Exercise directions:
Report every line below that holds the word "chief".
==== Supplied material
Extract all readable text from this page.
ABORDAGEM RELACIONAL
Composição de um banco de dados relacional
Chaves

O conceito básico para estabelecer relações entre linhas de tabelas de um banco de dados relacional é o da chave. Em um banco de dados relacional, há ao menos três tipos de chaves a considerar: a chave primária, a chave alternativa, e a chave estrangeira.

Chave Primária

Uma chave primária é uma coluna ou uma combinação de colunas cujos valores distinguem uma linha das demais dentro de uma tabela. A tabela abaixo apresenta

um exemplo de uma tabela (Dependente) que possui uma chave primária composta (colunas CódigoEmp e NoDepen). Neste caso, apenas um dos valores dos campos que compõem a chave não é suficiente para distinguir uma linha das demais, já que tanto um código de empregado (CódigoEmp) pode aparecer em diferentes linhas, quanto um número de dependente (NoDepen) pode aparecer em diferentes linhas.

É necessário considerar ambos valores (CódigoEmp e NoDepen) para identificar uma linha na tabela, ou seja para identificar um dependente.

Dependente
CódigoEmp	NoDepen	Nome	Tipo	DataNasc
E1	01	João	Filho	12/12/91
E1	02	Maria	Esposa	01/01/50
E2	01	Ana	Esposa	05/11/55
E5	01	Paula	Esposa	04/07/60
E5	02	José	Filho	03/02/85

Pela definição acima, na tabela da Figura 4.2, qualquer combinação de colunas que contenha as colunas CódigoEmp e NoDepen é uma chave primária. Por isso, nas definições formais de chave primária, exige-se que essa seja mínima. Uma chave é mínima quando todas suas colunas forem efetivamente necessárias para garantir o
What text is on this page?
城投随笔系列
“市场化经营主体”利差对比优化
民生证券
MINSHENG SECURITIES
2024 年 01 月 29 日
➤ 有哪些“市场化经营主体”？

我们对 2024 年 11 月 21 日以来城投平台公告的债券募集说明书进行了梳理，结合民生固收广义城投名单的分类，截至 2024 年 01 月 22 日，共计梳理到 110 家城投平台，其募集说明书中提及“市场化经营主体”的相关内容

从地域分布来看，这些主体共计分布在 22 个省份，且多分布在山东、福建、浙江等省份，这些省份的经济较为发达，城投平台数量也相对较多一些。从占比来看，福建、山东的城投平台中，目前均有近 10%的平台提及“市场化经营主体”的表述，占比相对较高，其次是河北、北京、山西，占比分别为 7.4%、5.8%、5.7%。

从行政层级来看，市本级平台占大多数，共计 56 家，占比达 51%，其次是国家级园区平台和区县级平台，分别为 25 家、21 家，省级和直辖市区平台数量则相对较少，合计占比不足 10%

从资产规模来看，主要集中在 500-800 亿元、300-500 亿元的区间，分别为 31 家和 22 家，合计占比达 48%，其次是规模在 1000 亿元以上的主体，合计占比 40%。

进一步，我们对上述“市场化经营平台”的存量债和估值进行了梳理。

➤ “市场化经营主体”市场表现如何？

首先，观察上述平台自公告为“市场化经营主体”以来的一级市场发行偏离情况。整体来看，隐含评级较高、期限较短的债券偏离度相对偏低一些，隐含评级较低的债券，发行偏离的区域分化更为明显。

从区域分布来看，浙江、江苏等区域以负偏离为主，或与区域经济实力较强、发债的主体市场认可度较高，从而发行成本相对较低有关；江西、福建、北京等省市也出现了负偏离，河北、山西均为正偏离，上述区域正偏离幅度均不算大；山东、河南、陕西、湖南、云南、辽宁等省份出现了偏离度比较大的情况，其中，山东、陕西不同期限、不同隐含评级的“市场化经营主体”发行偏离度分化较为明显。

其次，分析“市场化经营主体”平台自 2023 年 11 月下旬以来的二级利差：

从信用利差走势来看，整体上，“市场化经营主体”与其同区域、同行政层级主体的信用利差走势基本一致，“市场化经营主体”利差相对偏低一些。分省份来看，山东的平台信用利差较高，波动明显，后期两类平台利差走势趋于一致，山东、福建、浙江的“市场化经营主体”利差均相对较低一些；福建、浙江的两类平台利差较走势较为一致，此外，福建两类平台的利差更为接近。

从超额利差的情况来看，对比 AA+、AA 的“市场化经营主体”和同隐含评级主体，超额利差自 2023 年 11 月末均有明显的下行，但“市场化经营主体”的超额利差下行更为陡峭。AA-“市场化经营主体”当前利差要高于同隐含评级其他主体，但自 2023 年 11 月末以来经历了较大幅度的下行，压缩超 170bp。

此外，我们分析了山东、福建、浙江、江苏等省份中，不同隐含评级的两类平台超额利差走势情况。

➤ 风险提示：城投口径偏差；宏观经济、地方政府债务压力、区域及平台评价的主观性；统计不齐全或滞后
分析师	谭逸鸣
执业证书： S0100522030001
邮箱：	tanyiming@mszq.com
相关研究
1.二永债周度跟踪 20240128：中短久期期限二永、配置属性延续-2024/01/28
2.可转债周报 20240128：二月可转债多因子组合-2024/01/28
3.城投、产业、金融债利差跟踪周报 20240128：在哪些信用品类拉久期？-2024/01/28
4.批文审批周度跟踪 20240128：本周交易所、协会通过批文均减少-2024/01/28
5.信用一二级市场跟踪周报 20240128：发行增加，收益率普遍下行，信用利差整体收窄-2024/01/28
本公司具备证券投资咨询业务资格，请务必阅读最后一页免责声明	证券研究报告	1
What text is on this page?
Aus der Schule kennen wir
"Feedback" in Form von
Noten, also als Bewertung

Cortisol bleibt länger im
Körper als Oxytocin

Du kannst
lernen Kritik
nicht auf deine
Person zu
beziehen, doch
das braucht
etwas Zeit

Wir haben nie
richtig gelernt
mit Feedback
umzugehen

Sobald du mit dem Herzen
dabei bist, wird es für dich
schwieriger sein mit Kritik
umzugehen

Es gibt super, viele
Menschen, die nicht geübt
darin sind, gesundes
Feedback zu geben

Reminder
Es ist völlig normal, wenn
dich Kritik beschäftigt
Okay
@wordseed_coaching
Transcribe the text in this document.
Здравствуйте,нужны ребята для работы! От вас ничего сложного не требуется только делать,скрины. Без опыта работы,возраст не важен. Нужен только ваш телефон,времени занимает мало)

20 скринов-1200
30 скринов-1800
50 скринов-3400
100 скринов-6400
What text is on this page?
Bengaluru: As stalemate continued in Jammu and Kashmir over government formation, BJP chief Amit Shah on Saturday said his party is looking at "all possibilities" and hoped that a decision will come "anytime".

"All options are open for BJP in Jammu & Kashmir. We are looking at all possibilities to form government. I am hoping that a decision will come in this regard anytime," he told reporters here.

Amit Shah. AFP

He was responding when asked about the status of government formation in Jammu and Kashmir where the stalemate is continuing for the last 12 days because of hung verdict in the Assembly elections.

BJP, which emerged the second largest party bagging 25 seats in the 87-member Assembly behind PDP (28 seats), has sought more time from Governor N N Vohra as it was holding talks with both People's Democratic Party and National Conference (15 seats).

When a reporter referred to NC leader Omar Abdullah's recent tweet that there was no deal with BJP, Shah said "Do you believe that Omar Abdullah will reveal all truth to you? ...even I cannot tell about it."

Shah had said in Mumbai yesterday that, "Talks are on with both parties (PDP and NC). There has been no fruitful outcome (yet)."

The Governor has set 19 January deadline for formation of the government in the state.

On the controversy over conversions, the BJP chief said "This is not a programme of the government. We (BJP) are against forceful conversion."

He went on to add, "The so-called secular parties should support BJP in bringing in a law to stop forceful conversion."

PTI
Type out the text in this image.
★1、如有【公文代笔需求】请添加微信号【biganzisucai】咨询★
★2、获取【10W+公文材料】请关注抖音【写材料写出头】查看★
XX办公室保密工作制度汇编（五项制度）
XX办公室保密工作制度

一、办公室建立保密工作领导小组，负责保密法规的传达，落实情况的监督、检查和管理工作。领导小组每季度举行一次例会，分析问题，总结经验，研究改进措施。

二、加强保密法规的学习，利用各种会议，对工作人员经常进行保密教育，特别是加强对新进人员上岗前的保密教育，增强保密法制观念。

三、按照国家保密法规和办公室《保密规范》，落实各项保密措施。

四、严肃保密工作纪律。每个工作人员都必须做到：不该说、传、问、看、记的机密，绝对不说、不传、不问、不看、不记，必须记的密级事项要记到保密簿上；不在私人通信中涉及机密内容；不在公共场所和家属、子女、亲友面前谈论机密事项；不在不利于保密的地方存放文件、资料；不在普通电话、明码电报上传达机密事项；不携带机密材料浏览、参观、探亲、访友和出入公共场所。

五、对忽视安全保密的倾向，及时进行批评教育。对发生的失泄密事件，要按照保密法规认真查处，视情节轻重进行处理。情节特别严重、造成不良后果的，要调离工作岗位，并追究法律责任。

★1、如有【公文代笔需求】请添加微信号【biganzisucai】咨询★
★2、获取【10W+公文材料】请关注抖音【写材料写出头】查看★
========
Answer to the task:
Bengaluru: As stalemate continued in Jammu and Kashmir over government formation, BJP chief Amit Shah on Saturday said his party is looking at "all possibilities" and hoped that a decision will come "anytime".
On the controversy over conversions, the BJP chief said "This is not a programme of the government. We (BJP) are against forceful conversion."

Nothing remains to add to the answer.